**What is expected:** Write every entry out again exactly, please, and skip the pictures.

((

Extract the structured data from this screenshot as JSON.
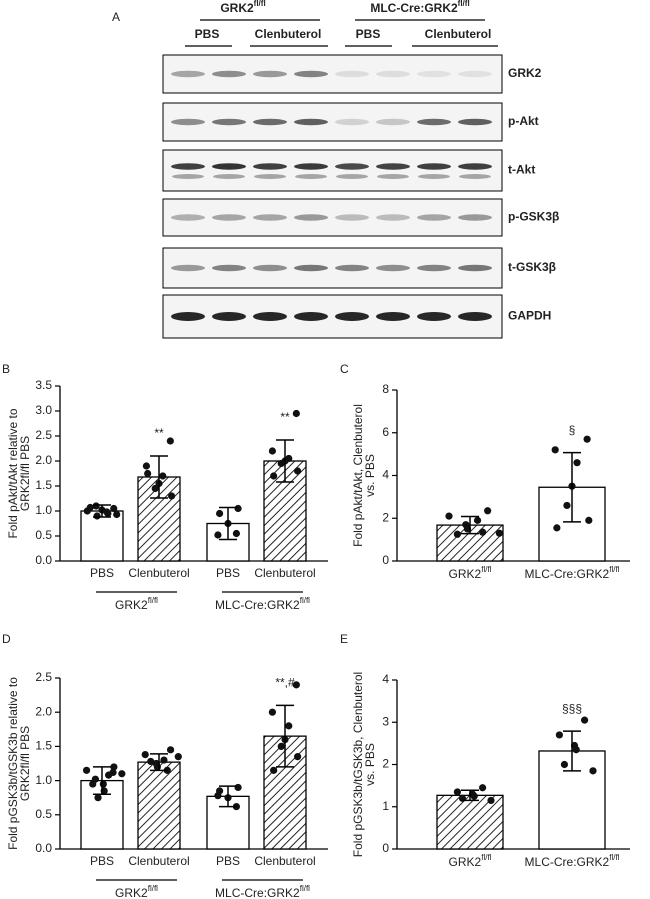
{
  "blot": {
    "panel": "A",
    "groups": [
      "GRK2",
      "MLC-Cre:GRK2"
    ],
    "group_sups": [
      "fl/fl",
      "fl/fl"
    ],
    "lanes": [
      "PBS",
      "Clenbuterol",
      "PBS",
      "Clenbuterol"
    ],
    "proteins": [
      "GRK2",
      "p-Akt",
      "t-Akt",
      "p-GSK3β",
      "t-GSK3β",
      "GAPDH"
    ]
  },
  "chart_data": [
    {
      "type": "bar",
      "panel": "B",
      "ylabel": [
        "Fold pAkt/tAkt relative to",
        "GRK2fl/fl PBS"
      ],
      "categories": [
        "PBS",
        "Clenbuterol",
        "PBS",
        "Clenbuterol"
      ],
      "groups": [
        "GRK2",
        "MLC-Cre:GRK2"
      ],
      "group_sups": [
        "fl/fl",
        "fl/fl"
      ],
      "values": [
        1.0,
        1.68,
        0.75,
        2.0
      ],
      "errors": [
        0.12,
        0.42,
        0.32,
        0.42
      ],
      "points": [
        [
          1.05,
          1.0,
          0.95,
          0.9,
          1.02,
          0.98,
          1.1,
          0.93,
          1.07
        ],
        [
          2.4,
          1.9,
          1.7,
          1.55,
          1.45,
          1.3,
          1.75
        ],
        [
          1.05,
          0.95,
          0.75,
          0.55,
          0.52
        ],
        [
          2.95,
          2.2,
          2.05,
          2.0,
          1.95,
          1.8,
          1.7
        ]
      ],
      "fills": [
        "plain",
        "hatched",
        "plain",
        "hatched"
      ],
      "annotations": [
        null,
        "**",
        null,
        "**"
      ],
      "ylim": [
        0,
        3.5
      ],
      "yticks": [
        {
          "value": 0,
          "label": "0.0"
        },
        0.5,
        {
          "value": 1,
          "label": "1.0"
        },
        1.5,
        {
          "value": 2,
          "label": "2.0"
        },
        2.5,
        {
          "value": 3,
          "label": "3.0"
        },
        3.5
      ]
    },
    {
      "type": "bar",
      "panel": "C",
      "ylabel": [
        "Fold pAkt/tAkt, Clenbuterol",
        "vs. PBS"
      ],
      "categories": [
        "GRK2",
        "MLC-Cre:GRK2"
      ],
      "category_sups": [
        "fl/fl",
        "fl/fl"
      ],
      "values": [
        1.68,
        3.45
      ],
      "errors": [
        0.4,
        1.62
      ],
      "points": [
        [
          2.35,
          2.1,
          1.9,
          1.7,
          1.5,
          1.35,
          1.25,
          1.3
        ],
        [
          5.7,
          5.2,
          4.6,
          3.5,
          2.6,
          1.9,
          1.55
        ]
      ],
      "fills": [
        "hatched",
        "plain"
      ],
      "annotations": [
        null,
        "§"
      ],
      "ylim": [
        0,
        8
      ],
      "yticks": [
        0,
        2,
        4,
        6,
        8
      ]
    },
    {
      "type": "bar",
      "panel": "D",
      "ylabel": [
        "Fold pGSK3b/tGSK3b relative to",
        "GRK2fl/fl PBS"
      ],
      "categories": [
        "PBS",
        "Clenbuterol",
        "PBS",
        "Clenbuterol"
      ],
      "groups": [
        "GRK2",
        "MLC-Cre:GRK2"
      ],
      "group_sups": [
        "fl/fl",
        "fl/fl"
      ],
      "values": [
        1.0,
        1.27,
        0.77,
        1.65
      ],
      "errors": [
        0.2,
        0.12,
        0.15,
        0.45
      ],
      "points": [
        [
          1.2,
          1.15,
          1.08,
          1.02,
          0.95,
          0.85,
          0.75,
          1.12,
          0.95,
          1.1
        ],
        [
          1.45,
          1.38,
          1.3,
          1.25,
          1.2,
          1.15,
          1.28,
          1.35
        ],
        [
          0.9,
          0.85,
          0.75,
          0.62,
          0.78
        ],
        [
          2.4,
          2.0,
          1.8,
          1.6,
          1.5,
          1.35,
          1.15
        ]
      ],
      "fills": [
        "plain",
        "hatched",
        "plain",
        "hatched"
      ],
      "annotations": [
        null,
        null,
        null,
        "**,#"
      ],
      "ylim": [
        0,
        2.5
      ],
      "yticks": [
        {
          "value": 0,
          "label": "0.0"
        },
        0.5,
        {
          "value": 1,
          "label": "1.0"
        },
        1.5,
        {
          "value": 2,
          "label": "2.0"
        },
        2.5
      ]
    },
    {
      "type": "bar",
      "panel": "E",
      "ylabel": [
        "Fold pGSK3b/tGSK3b, Clenbuterol",
        "vs. PBS"
      ],
      "categories": [
        "GRK2",
        "MLC-Cre:GRK2"
      ],
      "category_sups": [
        "fl/fl",
        "fl/fl"
      ],
      "values": [
        1.27,
        2.32
      ],
      "errors": [
        0.12,
        0.47
      ],
      "points": [
        [
          1.45,
          1.35,
          1.3,
          1.25,
          1.2,
          1.15
        ],
        [
          3.05,
          2.7,
          2.45,
          2.35,
          2.0,
          1.85
        ]
      ],
      "fills": [
        "hatched",
        "plain"
      ],
      "annotations": [
        null,
        "§§§"
      ],
      "ylim": [
        0,
        4
      ],
      "yticks": [
        0,
        1,
        2,
        3,
        4
      ]
    }
  ]
}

))

**Exercise answer:**
Extract the structured data from this screenshot as JSON.
{
  "blot": {
    "panel": "A",
    "groups": [
      "GRK2",
      "MLC-Cre:GRK2"
    ],
    "group_sups": [
      "fl/fl",
      "fl/fl"
    ],
    "lanes": [
      "PBS",
      "Clenbuterol",
      "PBS",
      "Clenbuterol"
    ],
    "proteins": [
      "GRK2",
      "p-Akt",
      "t-Akt",
      "p-GSK3β",
      "t-GSK3β",
      "GAPDH"
    ]
  },
  "chart_data": [
    {
      "type": "bar",
      "panel": "B",
      "ylabel": [
        "Fold pAkt/tAkt relative to",
        "GRK2fl/fl PBS"
      ],
      "categories": [
        "PBS",
        "Clenbuterol",
        "PBS",
        "Clenbuterol"
      ],
      "groups": [
        "GRK2",
        "MLC-Cre:GRK2"
      ],
      "group_sups": [
        "fl/fl",
        "fl/fl"
      ],
      "values": [
        1.0,
        1.68,
        0.75,
        2.0
      ],
      "errors": [
        0.12,
        0.42,
        0.32,
        0.42
      ],
      "points": [
        [
          1.05,
          1.0,
          0.95,
          0.9,
          1.02,
          0.98,
          1.1,
          0.93,
          1.07
        ],
        [
          2.4,
          1.9,
          1.7,
          1.55,
          1.45,
          1.3,
          1.75
        ],
        [
          1.05,
          0.95,
          0.75,
          0.55,
          0.52
        ],
        [
          2.95,
          2.2,
          2.05,
          2.0,
          1.95,
          1.8,
          1.7
        ]
      ],
      "fills": [
        "plain",
        "hatched",
        "plain",
        "hatched"
      ],
      "annotations": [
        null,
        "**",
        null,
        "**"
      ],
      "ylim": [
        0,
        3.5
      ],
      "yticks": [
        {
          "value": 0,
          "label": "0.0"
        },
        0.5,
        {
          "value": 1,
          "label": "1.0"
        },
        1.5,
        {
          "value": 2,
          "label": "2.0"
        },
        2.5,
        {
          "value": 3,
          "label": "3.0"
        },
        3.5
      ]
    },
    {
      "type": "bar",
      "panel": "C",
      "ylabel": [
        "Fold pAkt/tAkt, Clenbuterol",
        "vs. PBS"
      ],
      "categories": [
        "GRK2",
        "MLC-Cre:GRK2"
      ],
      "category_sups": [
        "fl/fl",
        "fl/fl"
      ],
      "values": [
        1.68,
        3.45
      ],
      "errors": [
        0.4,
        1.62
      ],
      "points": [
        [
          2.35,
          2.1,
          1.9,
          1.7,
          1.5,
          1.35,
          1.25,
          1.3
        ],
        [
          5.7,
          5.2,
          4.6,
          3.5,
          2.6,
          1.9,
          1.55
        ]
      ],
      "fills": [
        "hatched",
        "plain"
      ],
      "annotations": [
        null,
        "§"
      ],
      "ylim": [
        0,
        8
      ],
      "yticks": [
        0,
        2,
        4,
        6,
        8
      ]
    },
    {
      "type": "bar",
      "panel": "D",
      "ylabel": [
        "Fold pGSK3b/tGSK3b relative to",
        "GRK2fl/fl PBS"
      ],
      "categories": [
        "PBS",
        "Clenbuterol",
        "PBS",
        "Clenbuterol"
      ],
      "groups": [
        "GRK2",
        "MLC-Cre:GRK2"
      ],
      "group_sups": [
        "fl/fl",
        "fl/fl"
      ],
      "values": [
        1.0,
        1.27,
        0.77,
        1.65
      ],
      "errors": [
        0.2,
        0.12,
        0.15,
        0.45
      ],
      "points": [
        [
          1.2,
          1.15,
          1.08,
          1.02,
          0.95,
          0.85,
          0.75,
          1.12,
          0.95,
          1.1
        ],
        [
          1.45,
          1.38,
          1.3,
          1.25,
          1.2,
          1.15,
          1.28,
          1.35
        ],
        [
          0.9,
          0.85,
          0.75,
          0.62,
          0.78
        ],
        [
          2.4,
          2.0,
          1.8,
          1.6,
          1.5,
          1.35,
          1.15
        ]
      ],
      "fills": [
        "plain",
        "hatched",
        "plain",
        "hatched"
      ],
      "annotations": [
        null,
        null,
        null,
        "**,#"
      ],
      "ylim": [
        0,
        2.5
      ],
      "yticks": [
        {
          "value": 0,
          "label": "0.0"
        },
        0.5,
        {
          "value": 1,
          "label": "1.0"
        },
        1.5,
        {
          "value": 2,
          "label": "2.0"
        },
        2.5
      ]
    },
    {
      "type": "bar",
      "panel": "E",
      "ylabel": [
        "Fold pGSK3b/tGSK3b, Clenbuterol",
        "vs. PBS"
      ],
      "categories": [
        "GRK2",
        "MLC-Cre:GRK2"
      ],
      "category_sups": [
        "fl/fl",
        "fl/fl"
      ],
      "values": [
        1.27,
        2.32
      ],
      "errors": [
        0.12,
        0.47
      ],
      "points": [
        [
          1.45,
          1.35,
          1.3,
          1.25,
          1.2,
          1.15
        ],
        [
          3.05,
          2.7,
          2.45,
          2.35,
          2.0,
          1.85
        ]
      ],
      "fills": [
        "hatched",
        "plain"
      ],
      "annotations": [
        null,
        "§§§"
      ],
      "ylim": [
        0,
        4
      ],
      "yticks": [
        0,
        1,
        2,
        3,
        4
      ]
    }
  ]
}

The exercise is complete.